What the task requires.
Which lines hold the word "设备名称"? Copy each of them from the material.
* START *
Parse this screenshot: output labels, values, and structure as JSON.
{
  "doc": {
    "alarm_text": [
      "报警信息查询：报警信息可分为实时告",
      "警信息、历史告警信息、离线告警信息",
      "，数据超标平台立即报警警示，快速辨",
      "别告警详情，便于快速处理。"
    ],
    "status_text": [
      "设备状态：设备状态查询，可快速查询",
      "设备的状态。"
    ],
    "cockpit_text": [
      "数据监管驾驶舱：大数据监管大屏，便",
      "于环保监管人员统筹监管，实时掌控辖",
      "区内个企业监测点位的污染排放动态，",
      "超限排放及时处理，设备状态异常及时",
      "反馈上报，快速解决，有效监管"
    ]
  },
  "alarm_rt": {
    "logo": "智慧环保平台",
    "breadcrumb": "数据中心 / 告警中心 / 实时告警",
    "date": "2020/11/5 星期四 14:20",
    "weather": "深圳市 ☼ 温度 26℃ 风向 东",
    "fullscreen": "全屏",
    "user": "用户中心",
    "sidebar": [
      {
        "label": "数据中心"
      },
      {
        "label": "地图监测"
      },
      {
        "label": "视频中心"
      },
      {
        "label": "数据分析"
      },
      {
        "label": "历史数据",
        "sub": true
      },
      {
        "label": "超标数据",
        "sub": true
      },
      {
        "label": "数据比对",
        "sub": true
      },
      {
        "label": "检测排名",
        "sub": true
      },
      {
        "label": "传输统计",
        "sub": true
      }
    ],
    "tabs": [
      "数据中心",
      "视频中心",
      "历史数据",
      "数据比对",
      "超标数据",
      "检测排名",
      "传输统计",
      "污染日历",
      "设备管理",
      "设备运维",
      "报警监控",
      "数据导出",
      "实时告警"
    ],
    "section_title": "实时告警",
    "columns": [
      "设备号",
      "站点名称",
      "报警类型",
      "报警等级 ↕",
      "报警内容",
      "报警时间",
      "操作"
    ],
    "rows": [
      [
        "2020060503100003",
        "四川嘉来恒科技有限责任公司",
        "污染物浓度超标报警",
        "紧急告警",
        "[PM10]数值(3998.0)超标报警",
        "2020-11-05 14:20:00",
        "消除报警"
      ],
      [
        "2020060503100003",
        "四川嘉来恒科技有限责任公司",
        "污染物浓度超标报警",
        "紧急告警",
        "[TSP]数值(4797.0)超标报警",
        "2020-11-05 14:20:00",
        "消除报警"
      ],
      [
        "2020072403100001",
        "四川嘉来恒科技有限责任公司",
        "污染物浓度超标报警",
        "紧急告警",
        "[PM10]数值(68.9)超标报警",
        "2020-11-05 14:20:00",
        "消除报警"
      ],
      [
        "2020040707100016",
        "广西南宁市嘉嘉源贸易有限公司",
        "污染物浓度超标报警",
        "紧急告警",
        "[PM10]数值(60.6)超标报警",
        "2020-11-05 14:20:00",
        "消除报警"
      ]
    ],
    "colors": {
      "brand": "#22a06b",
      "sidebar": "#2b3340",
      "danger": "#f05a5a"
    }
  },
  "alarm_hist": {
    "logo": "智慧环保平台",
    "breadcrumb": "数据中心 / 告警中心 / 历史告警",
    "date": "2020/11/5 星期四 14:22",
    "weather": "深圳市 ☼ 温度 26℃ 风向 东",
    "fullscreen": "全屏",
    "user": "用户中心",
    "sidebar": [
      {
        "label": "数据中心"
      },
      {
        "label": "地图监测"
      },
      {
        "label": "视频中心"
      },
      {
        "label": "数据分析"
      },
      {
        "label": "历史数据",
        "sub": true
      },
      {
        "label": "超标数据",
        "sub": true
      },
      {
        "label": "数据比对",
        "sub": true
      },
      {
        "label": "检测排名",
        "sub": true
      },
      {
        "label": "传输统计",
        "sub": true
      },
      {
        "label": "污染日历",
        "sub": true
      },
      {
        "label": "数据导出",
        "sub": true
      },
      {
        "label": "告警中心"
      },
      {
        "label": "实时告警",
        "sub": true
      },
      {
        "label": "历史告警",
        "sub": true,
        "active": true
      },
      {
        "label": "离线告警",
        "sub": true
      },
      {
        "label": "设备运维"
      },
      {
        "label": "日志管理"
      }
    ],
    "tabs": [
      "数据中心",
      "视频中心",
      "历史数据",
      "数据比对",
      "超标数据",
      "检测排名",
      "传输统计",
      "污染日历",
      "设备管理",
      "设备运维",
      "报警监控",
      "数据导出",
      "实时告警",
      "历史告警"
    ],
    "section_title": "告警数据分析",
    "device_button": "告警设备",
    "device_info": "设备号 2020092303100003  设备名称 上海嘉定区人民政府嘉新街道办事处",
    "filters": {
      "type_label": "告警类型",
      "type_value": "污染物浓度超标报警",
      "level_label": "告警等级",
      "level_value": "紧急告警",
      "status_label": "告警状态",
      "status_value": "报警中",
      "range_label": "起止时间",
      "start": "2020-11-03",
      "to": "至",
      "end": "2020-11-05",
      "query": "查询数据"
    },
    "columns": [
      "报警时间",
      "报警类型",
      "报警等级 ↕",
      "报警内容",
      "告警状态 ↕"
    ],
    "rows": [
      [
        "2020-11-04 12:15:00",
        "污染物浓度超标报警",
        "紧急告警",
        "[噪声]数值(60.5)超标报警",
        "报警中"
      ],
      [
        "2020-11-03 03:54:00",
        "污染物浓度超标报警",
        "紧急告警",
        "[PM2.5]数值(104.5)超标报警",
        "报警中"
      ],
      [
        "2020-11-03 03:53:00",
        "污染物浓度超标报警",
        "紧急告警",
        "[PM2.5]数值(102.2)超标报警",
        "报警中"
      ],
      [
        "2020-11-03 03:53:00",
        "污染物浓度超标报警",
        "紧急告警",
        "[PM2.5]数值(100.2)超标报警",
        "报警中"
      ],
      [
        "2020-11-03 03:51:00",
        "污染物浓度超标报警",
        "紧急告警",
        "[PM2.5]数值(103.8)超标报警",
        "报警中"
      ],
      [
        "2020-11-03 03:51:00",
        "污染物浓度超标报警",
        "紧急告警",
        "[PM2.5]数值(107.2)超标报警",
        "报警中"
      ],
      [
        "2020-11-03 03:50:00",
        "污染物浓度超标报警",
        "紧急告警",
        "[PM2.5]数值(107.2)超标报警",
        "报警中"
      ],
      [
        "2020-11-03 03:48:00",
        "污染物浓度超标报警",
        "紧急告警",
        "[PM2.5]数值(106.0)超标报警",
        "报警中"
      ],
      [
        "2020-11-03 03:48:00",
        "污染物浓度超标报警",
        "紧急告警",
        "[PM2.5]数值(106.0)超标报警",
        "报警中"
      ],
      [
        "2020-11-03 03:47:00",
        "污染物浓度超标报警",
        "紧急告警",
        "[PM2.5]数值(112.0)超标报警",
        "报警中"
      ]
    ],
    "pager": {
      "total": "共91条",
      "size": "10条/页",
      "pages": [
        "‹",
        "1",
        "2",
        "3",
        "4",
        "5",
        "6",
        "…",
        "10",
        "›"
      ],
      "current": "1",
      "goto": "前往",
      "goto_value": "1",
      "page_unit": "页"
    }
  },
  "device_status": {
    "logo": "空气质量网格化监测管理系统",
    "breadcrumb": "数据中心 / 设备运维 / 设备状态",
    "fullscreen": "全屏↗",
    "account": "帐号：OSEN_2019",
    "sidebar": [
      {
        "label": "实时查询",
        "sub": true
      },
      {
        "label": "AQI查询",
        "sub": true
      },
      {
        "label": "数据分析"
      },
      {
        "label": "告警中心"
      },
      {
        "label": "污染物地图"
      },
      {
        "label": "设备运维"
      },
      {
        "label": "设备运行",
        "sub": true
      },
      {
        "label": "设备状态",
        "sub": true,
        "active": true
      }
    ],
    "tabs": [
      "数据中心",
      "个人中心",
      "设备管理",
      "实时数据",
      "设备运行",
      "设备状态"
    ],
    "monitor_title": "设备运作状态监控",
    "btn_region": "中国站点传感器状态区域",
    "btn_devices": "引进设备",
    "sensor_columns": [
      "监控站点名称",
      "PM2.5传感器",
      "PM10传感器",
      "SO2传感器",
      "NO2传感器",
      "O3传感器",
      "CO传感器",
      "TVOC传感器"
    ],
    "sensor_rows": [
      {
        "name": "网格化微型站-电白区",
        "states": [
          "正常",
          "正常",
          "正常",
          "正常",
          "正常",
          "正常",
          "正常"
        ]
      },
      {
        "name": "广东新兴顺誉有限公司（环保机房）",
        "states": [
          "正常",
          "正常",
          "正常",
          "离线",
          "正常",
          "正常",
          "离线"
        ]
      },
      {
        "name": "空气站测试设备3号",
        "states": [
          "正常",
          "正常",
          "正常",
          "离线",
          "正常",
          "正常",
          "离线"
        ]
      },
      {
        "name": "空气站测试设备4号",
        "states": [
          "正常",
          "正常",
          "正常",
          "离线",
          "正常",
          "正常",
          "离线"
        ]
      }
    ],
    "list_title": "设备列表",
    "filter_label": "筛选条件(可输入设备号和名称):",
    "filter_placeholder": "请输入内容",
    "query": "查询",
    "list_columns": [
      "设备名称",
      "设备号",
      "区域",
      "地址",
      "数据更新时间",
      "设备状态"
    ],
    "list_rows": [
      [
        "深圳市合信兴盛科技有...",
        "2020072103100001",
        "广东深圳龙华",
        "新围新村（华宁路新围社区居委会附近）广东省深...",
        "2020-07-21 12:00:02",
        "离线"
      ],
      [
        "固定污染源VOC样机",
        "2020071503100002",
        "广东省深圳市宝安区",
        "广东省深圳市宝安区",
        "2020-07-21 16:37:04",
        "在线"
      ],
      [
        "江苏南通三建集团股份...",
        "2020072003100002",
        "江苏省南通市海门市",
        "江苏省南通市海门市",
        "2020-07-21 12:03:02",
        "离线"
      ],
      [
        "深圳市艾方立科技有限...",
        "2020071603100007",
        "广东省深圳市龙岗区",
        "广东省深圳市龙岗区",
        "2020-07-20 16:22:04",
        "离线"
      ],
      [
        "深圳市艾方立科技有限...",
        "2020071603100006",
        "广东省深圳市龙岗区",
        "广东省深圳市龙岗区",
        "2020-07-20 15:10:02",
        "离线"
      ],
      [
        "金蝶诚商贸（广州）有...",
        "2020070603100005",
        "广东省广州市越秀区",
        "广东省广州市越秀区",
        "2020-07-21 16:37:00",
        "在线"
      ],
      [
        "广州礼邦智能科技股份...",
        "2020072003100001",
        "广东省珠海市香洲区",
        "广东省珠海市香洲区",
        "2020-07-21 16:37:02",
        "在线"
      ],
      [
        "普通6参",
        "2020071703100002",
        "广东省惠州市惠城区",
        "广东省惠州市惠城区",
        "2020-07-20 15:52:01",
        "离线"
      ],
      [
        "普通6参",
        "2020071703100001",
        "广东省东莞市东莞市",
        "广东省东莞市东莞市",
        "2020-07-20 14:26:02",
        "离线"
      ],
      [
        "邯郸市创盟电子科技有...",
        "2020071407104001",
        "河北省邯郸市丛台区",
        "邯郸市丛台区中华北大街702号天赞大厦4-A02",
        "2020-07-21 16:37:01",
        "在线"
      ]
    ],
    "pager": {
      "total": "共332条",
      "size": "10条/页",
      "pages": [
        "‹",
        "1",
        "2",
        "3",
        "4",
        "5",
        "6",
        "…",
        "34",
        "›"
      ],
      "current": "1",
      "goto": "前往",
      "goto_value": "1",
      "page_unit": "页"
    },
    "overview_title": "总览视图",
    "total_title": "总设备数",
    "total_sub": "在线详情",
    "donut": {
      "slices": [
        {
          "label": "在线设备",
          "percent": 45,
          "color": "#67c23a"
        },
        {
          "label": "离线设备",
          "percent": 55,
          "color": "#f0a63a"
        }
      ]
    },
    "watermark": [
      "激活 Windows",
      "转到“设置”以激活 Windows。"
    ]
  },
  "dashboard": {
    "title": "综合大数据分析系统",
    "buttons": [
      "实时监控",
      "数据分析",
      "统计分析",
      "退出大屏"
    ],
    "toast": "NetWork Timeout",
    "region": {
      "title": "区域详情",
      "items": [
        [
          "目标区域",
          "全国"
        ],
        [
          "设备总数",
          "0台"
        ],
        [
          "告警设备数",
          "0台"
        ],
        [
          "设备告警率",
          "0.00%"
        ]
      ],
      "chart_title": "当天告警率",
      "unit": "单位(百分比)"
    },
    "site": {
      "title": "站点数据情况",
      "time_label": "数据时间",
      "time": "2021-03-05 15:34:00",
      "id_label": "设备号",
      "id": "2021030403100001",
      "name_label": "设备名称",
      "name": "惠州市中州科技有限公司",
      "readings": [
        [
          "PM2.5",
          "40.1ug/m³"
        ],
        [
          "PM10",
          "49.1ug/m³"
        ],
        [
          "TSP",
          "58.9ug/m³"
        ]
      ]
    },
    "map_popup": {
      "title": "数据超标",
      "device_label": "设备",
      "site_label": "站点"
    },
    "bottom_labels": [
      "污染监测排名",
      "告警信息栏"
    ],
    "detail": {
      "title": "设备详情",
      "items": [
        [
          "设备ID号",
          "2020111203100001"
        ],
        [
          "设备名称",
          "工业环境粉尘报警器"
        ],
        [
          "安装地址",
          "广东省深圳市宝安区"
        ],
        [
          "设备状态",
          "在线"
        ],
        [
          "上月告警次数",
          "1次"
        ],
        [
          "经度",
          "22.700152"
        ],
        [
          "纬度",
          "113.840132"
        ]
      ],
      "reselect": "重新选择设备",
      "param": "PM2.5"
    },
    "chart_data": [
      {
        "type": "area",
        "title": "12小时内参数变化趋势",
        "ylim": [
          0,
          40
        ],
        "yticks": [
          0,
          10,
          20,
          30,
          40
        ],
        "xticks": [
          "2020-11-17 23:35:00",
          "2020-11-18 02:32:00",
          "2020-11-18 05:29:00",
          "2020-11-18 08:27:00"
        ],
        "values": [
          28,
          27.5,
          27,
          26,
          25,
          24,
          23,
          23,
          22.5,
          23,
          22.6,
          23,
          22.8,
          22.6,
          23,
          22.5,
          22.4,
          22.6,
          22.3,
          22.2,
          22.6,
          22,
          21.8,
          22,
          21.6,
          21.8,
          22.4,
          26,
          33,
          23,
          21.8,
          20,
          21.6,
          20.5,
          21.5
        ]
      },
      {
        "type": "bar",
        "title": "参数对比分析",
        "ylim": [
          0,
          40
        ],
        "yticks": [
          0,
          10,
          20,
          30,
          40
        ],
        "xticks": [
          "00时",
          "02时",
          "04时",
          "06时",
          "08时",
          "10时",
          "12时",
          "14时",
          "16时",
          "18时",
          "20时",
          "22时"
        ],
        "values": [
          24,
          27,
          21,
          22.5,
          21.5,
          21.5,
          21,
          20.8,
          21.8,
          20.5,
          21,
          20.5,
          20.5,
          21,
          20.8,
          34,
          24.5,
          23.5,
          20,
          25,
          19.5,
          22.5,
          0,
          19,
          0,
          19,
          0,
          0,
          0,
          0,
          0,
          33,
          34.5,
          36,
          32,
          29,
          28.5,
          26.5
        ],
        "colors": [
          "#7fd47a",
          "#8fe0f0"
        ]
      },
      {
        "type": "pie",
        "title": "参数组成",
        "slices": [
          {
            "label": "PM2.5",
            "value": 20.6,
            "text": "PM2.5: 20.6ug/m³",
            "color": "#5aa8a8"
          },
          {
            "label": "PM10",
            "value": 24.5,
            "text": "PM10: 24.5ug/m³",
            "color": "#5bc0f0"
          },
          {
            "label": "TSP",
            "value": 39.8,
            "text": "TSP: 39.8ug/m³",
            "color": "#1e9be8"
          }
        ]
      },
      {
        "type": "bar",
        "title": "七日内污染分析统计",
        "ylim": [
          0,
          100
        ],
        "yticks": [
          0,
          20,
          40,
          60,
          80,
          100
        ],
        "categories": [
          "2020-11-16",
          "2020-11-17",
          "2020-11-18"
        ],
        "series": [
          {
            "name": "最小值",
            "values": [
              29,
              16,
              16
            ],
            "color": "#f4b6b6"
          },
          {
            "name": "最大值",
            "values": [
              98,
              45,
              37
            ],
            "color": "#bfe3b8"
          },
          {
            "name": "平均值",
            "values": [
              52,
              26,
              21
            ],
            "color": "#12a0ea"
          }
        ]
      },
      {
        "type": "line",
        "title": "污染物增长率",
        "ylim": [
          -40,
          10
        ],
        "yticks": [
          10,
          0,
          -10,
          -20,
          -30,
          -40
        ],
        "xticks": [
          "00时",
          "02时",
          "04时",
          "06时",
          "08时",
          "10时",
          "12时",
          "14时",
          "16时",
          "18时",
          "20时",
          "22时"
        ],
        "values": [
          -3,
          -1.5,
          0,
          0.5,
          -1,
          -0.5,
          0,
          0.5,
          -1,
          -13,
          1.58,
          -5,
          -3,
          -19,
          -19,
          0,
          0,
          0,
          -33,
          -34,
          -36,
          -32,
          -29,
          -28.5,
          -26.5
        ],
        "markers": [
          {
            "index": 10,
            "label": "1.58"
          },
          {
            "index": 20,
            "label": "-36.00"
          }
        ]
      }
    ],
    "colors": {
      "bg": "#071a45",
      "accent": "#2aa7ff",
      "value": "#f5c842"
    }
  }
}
* END *
Answer to the task.
    "device_info": "设备号 2020092303100003  设备名称 上海嘉定区人民政府嘉新街道办事处",
      "设备名称",
      "name_label": "设备名称",
          "设备名称",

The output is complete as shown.